Below are the records; reproduce all of them exactly but without any images.

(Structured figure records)
## begin
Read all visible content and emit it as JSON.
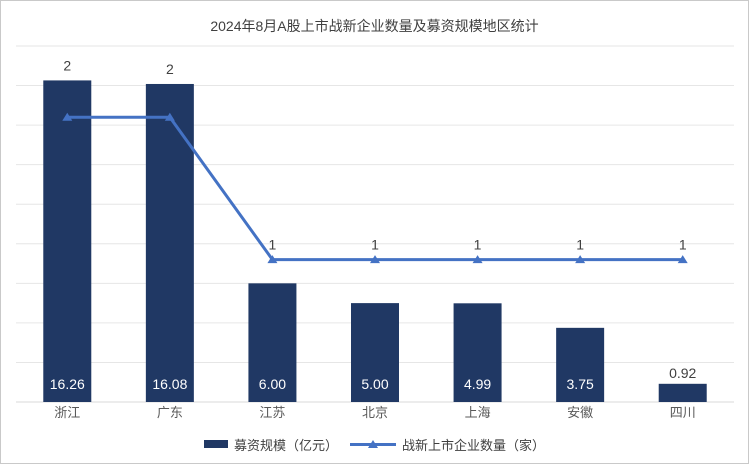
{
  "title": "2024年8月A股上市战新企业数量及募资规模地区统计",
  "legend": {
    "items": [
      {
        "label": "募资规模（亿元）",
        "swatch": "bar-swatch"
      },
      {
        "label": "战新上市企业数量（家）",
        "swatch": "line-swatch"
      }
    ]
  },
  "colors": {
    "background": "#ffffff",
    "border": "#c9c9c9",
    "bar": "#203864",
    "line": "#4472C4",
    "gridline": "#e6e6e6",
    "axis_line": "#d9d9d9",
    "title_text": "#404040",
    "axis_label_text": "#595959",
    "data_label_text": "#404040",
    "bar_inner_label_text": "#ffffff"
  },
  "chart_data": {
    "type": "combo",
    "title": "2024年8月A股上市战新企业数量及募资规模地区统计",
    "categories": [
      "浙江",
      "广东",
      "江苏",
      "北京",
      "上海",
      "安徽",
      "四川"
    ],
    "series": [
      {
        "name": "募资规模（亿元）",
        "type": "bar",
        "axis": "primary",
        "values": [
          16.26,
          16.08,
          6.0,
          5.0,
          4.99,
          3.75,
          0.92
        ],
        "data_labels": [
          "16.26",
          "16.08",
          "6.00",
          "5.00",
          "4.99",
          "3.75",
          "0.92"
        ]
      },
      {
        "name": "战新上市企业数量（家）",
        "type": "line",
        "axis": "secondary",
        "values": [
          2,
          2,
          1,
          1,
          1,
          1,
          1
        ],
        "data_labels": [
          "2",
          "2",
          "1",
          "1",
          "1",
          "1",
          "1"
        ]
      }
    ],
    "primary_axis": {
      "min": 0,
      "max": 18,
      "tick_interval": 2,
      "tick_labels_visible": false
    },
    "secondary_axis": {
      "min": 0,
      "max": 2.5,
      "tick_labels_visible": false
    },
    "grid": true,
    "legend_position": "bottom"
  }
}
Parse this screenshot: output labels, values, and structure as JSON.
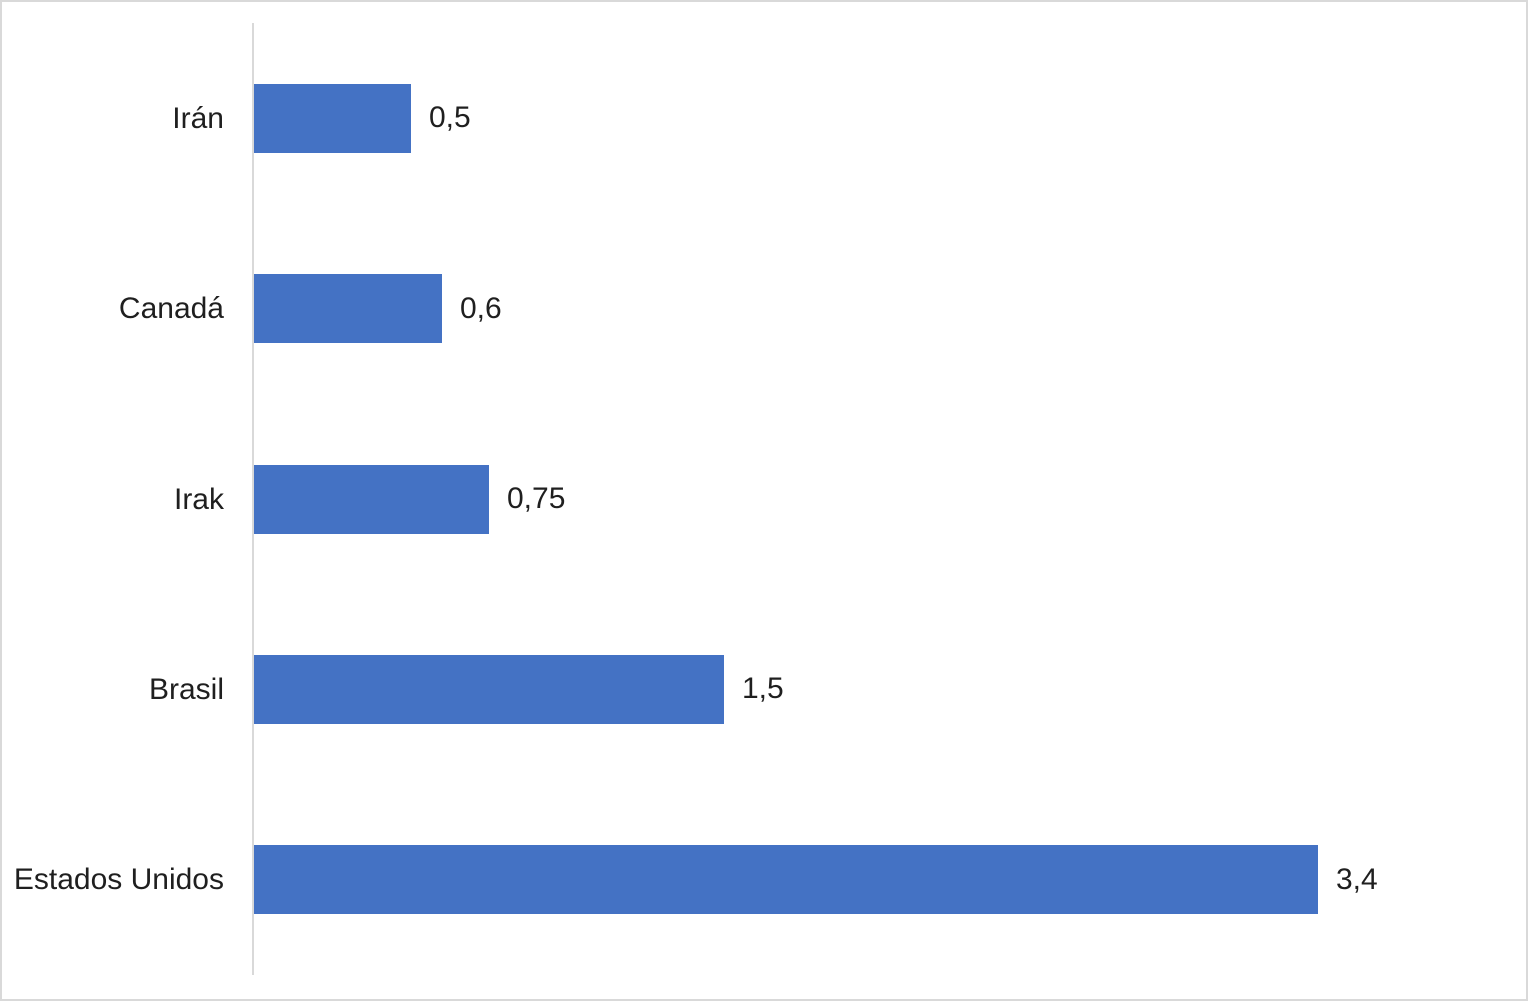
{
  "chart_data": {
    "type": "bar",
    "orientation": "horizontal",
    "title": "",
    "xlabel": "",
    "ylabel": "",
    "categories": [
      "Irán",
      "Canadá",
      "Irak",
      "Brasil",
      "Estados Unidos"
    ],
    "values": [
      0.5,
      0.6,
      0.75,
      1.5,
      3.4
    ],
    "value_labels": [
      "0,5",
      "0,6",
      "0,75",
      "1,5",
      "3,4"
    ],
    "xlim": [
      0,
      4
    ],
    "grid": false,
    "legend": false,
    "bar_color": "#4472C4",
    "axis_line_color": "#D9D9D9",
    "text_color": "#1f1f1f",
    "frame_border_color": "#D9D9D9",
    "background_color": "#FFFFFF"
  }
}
## end
Solved problem =
Read all visible content and emit it as JSON.
{
  "title": "2024年8月A股上市战新企业数量及募资规模地区统计",
  "legend": {
    "items": [
      {
        "label": "募资规模（亿元）",
        "swatch": "bar-swatch"
      },
      {
        "label": "战新上市企业数量（家）",
        "swatch": "line-swatch"
      }
    ]
  },
  "colors": {
    "background": "#ffffff",
    "border": "#c9c9c9",
    "bar": "#203864",
    "line": "#4472C4",
    "gridline": "#e6e6e6",
    "axis_line": "#d9d9d9",
    "title_text": "#404040",
    "axis_label_text": "#595959",
    "data_label_text": "#404040",
    "bar_inner_label_text": "#ffffff"
  },
  "chart_data": {
    "type": "combo",
    "title": "2024年8月A股上市战新企业数量及募资规模地区统计",
    "categories": [
      "浙江",
      "广东",
      "江苏",
      "北京",
      "上海",
      "安徽",
      "四川"
    ],
    "series": [
      {
        "name": "募资规模（亿元）",
        "type": "bar",
        "axis": "primary",
        "values": [
          16.26,
          16.08,
          6.0,
          5.0,
          4.99,
          3.75,
          0.92
        ],
        "data_labels": [
          "16.26",
          "16.08",
          "6.00",
          "5.00",
          "4.99",
          "3.75",
          "0.92"
        ]
      },
      {
        "name": "战新上市企业数量（家）",
        "type": "line",
        "axis": "secondary",
        "values": [
          2,
          2,
          1,
          1,
          1,
          1,
          1
        ],
        "data_labels": [
          "2",
          "2",
          "1",
          "1",
          "1",
          "1",
          "1"
        ]
      }
    ],
    "primary_axis": {
      "min": 0,
      "max": 18,
      "tick_interval": 2,
      "tick_labels_visible": false
    },
    "secondary_axis": {
      "min": 0,
      "max": 2.5,
      "tick_labels_visible": false
    },
    "grid": true,
    "legend_position": "bottom"
  }
}
Parse this screenshot: output labels, values, and structure as JSON.
{
  "chart_data": {
    "type": "bar",
    "orientation": "horizontal",
    "title": "",
    "xlabel": "",
    "ylabel": "",
    "categories": [
      "Irán",
      "Canadá",
      "Irak",
      "Brasil",
      "Estados Unidos"
    ],
    "values": [
      0.5,
      0.6,
      0.75,
      1.5,
      3.4
    ],
    "value_labels": [
      "0,5",
      "0,6",
      "0,75",
      "1,5",
      "3,4"
    ],
    "xlim": [
      0,
      4
    ],
    "grid": false,
    "legend": false,
    "bar_color": "#4472C4",
    "axis_line_color": "#D9D9D9",
    "text_color": "#1f1f1f",
    "frame_border_color": "#D9D9D9",
    "background_color": "#FFFFFF"
  }
}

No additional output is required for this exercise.